To be done: Extract the full set of records that follows, word for word.

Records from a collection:
Begin
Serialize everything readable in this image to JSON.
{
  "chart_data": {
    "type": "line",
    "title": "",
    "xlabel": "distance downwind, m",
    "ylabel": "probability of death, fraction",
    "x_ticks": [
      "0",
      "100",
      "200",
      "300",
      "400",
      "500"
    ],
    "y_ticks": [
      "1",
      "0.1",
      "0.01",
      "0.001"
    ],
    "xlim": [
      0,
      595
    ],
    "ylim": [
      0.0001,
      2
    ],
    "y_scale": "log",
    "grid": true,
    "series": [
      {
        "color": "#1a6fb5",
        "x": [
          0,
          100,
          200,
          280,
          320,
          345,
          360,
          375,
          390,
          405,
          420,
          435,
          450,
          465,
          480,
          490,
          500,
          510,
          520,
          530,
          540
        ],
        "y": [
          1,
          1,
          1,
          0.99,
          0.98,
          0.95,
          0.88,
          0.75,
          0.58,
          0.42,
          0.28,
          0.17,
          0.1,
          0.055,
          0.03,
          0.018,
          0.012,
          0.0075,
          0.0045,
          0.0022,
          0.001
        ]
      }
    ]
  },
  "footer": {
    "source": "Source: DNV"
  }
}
End
Worked solution:
Serialize everything readable in this image to JSON.
{
  "chart_data": {
    "type": "line",
    "title": "",
    "xlabel": "distance downwind, m",
    "ylabel": "probability of death, fraction",
    "x_ticks": [
      "0",
      "100",
      "200",
      "300",
      "400",
      "500"
    ],
    "y_ticks": [
      "1",
      "0.1",
      "0.01",
      "0.001"
    ],
    "xlim": [
      0,
      595
    ],
    "ylim": [
      0.0001,
      2
    ],
    "y_scale": "log",
    "grid": true,
    "series": [
      {
        "color": "#1a6fb5",
        "x": [
          0,
          100,
          200,
          280,
          320,
          345,
          360,
          375,
          390,
          405,
          420,
          435,
          450,
          465,
          480,
          490,
          500,
          510,
          520,
          530,
          540
        ],
        "y": [
          1,
          1,
          1,
          0.99,
          0.98,
          0.95,
          0.88,
          0.75,
          0.58,
          0.42,
          0.28,
          0.17,
          0.1,
          0.055,
          0.03,
          0.018,
          0.012,
          0.0075,
          0.0045,
          0.0022,
          0.001
        ]
      }
    ]
  },
  "footer": {
    "source": "Source: DNV"
  }
}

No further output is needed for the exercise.